[Stated problem] Pick every line from the data that holds the word "przewiduje".

** START Record set **

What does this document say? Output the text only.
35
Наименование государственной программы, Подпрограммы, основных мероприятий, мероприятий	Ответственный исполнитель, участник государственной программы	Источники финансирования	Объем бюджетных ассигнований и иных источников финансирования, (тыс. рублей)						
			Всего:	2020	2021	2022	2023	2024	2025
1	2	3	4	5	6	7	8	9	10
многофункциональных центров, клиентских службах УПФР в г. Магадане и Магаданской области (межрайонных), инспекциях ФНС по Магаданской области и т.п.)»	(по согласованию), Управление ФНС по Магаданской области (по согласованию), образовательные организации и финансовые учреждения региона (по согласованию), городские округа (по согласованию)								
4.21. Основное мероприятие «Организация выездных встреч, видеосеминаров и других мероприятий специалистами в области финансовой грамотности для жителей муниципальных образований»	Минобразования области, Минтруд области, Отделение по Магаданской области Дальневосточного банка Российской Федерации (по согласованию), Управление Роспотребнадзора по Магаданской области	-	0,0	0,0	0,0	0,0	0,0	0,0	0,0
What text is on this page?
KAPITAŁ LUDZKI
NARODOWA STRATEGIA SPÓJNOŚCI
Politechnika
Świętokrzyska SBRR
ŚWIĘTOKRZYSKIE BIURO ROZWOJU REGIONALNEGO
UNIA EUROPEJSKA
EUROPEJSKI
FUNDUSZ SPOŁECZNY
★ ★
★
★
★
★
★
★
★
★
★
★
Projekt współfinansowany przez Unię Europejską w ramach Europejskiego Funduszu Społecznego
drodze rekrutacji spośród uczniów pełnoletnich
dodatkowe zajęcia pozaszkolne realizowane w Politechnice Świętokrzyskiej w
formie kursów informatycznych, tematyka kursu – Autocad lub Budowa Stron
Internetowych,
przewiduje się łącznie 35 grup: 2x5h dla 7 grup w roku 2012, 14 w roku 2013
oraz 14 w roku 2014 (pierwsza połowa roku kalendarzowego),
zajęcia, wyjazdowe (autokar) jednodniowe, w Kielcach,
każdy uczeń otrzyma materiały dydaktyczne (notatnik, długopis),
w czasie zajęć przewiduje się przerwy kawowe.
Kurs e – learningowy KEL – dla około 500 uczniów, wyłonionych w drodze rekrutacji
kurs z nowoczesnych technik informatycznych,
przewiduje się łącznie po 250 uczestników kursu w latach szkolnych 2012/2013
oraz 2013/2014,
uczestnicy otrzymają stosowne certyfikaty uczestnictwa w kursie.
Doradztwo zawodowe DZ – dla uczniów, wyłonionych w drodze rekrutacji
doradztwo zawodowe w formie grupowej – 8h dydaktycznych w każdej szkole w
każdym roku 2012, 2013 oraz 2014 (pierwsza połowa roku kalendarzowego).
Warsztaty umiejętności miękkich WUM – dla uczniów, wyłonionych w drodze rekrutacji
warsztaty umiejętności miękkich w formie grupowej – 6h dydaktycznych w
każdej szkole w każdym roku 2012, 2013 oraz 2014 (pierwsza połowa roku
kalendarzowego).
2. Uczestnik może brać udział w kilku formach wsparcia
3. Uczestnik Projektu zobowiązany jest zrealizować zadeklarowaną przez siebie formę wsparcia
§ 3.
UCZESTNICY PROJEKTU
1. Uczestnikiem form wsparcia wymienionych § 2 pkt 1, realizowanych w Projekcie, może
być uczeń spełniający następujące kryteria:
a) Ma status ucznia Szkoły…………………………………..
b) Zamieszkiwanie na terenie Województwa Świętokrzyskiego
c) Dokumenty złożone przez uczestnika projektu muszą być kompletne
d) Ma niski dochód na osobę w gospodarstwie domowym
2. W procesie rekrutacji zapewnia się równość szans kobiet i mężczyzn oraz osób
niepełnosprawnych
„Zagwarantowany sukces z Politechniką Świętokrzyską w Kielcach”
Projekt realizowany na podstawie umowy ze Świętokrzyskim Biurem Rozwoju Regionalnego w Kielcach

** END Record set **
** START Record set **

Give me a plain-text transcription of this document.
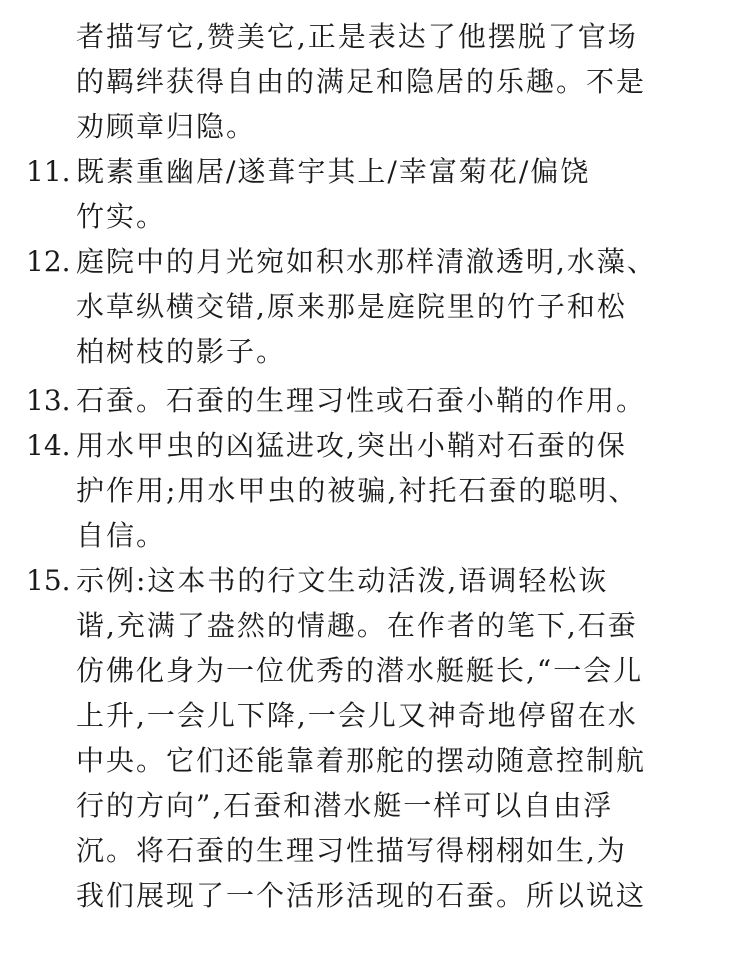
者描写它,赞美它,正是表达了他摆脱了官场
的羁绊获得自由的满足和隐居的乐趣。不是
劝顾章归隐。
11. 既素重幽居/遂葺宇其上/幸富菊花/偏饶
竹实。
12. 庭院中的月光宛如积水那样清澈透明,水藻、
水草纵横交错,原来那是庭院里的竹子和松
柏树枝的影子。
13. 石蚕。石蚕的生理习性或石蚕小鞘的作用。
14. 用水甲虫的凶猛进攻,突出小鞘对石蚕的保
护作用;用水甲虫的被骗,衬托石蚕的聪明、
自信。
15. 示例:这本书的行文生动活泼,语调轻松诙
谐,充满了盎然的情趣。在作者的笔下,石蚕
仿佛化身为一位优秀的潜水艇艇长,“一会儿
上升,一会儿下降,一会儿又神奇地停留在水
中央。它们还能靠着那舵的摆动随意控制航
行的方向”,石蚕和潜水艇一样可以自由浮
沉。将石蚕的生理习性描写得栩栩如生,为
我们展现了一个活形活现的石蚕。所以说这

** END Record set **

[Correct result]
przewiduje się łącznie 35 grup: 2x5h dla 7 grup w roku 2012, 14 w roku 2013
w czasie zajęć przewiduje się przerwy kawowe.
przewiduje się łącznie po 250 uczestników kursu w latach szkolnych 2012/2013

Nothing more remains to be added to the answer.